Exercise: Your task is to print all of the data word for word.

>> begin

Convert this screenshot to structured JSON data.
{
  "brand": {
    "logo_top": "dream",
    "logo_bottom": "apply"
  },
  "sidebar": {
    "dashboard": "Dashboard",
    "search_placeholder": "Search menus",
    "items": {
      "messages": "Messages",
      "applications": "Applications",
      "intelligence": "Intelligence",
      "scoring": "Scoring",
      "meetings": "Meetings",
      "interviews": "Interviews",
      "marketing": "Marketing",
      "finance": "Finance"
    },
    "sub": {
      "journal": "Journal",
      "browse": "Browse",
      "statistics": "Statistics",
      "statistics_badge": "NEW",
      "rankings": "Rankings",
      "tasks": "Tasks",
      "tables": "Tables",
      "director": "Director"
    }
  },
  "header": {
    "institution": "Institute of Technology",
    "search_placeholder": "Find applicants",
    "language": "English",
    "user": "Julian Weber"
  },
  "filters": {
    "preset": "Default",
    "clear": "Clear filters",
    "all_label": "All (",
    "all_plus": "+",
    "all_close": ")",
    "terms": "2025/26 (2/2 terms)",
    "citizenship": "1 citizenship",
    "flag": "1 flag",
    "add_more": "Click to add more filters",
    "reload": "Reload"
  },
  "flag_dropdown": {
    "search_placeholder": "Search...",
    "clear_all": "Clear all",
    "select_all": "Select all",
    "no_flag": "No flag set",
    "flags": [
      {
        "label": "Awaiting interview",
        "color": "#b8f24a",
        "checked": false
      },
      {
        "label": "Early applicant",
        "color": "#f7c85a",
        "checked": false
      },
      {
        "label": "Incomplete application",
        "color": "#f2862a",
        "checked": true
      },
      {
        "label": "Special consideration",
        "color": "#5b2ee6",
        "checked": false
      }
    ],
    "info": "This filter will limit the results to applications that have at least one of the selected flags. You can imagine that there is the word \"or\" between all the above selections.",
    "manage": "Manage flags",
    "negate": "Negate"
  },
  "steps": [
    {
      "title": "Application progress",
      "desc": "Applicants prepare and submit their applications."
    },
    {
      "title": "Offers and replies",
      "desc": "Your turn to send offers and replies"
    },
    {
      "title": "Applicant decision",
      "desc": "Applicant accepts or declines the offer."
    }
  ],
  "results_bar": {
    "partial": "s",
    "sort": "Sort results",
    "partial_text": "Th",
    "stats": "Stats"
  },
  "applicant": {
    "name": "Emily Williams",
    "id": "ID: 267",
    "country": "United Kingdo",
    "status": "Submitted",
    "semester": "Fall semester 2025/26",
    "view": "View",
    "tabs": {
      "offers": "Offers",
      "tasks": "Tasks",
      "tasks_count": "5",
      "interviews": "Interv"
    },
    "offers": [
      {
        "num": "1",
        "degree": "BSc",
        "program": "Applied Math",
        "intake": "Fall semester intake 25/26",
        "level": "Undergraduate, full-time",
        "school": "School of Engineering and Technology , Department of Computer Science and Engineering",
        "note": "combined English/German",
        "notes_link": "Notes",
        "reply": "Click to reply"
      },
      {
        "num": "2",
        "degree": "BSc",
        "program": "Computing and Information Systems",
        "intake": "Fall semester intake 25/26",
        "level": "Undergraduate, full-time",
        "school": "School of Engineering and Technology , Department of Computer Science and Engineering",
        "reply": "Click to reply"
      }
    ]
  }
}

>> end

Exercise solution:
Convert this screenshot to structured JSON data.
{
  "brand": {
    "logo_top": "dream",
    "logo_bottom": "apply"
  },
  "sidebar": {
    "dashboard": "Dashboard",
    "search_placeholder": "Search menus",
    "items": {
      "messages": "Messages",
      "applications": "Applications",
      "intelligence": "Intelligence",
      "scoring": "Scoring",
      "meetings": "Meetings",
      "interviews": "Interviews",
      "marketing": "Marketing",
      "finance": "Finance"
    },
    "sub": {
      "journal": "Journal",
      "browse": "Browse",
      "statistics": "Statistics",
      "statistics_badge": "NEW",
      "rankings": "Rankings",
      "tasks": "Tasks",
      "tables": "Tables",
      "director": "Director"
    }
  },
  "header": {
    "institution": "Institute of Technology",
    "search_placeholder": "Find applicants",
    "language": "English",
    "user": "Julian Weber"
  },
  "filters": {
    "preset": "Default",
    "clear": "Clear filters",
    "all_label": "All (",
    "all_plus": "+",
    "all_close": ")",
    "terms": "2025/26 (2/2 terms)",
    "citizenship": "1 citizenship",
    "flag": "1 flag",
    "add_more": "Click to add more filters",
    "reload": "Reload"
  },
  "flag_dropdown": {
    "search_placeholder": "Search...",
    "clear_all": "Clear all",
    "select_all": "Select all",
    "no_flag": "No flag set",
    "flags": [
      {
        "label": "Awaiting interview",
        "color": "#b8f24a",
        "checked": false
      },
      {
        "label": "Early applicant",
        "color": "#f7c85a",
        "checked": false
      },
      {
        "label": "Incomplete application",
        "color": "#f2862a",
        "checked": true
      },
      {
        "label": "Special consideration",
        "color": "#5b2ee6",
        "checked": false
      }
    ],
    "info": "This filter will limit the results to applications that have at least one of the selected flags. You can imagine that there is the word \"or\" between all the above selections.",
    "manage": "Manage flags",
    "negate": "Negate"
  },
  "steps": [
    {
      "title": "Application progress",
      "desc": "Applicants prepare and submit their applications."
    },
    {
      "title": "Offers and replies",
      "desc": "Your turn to send offers and replies"
    },
    {
      "title": "Applicant decision",
      "desc": "Applicant accepts or declines the offer."
    }
  ],
  "results_bar": {
    "partial": "s",
    "sort": "Sort results",
    "partial_text": "Th",
    "stats": "Stats"
  },
  "applicant": {
    "name": "Emily Williams",
    "id": "ID: 267",
    "country": "United Kingdo",
    "status": "Submitted",
    "semester": "Fall semester 2025/26",
    "view": "View",
    "tabs": {
      "offers": "Offers",
      "tasks": "Tasks",
      "tasks_count": "5",
      "interviews": "Interv"
    },
    "offers": [
      {
        "num": "1",
        "degree": "BSc",
        "program": "Applied Math",
        "intake": "Fall semester intake 25/26",
        "level": "Undergraduate, full-time",
        "school": "School of Engineering and Technology , Department of Computer Science and Engineering",
        "note": "combined English/German",
        "notes_link": "Notes",
        "reply": "Click to reply"
      },
      {
        "num": "2",
        "degree": "BSc",
        "program": "Computing and Information Systems",
        "intake": "Fall semester intake 25/26",
        "level": "Undergraduate, full-time",
        "school": "School of Engineering and Technology , Department of Computer Science and Engineering",
        "reply": "Click to reply"
      }
    ]
  }
}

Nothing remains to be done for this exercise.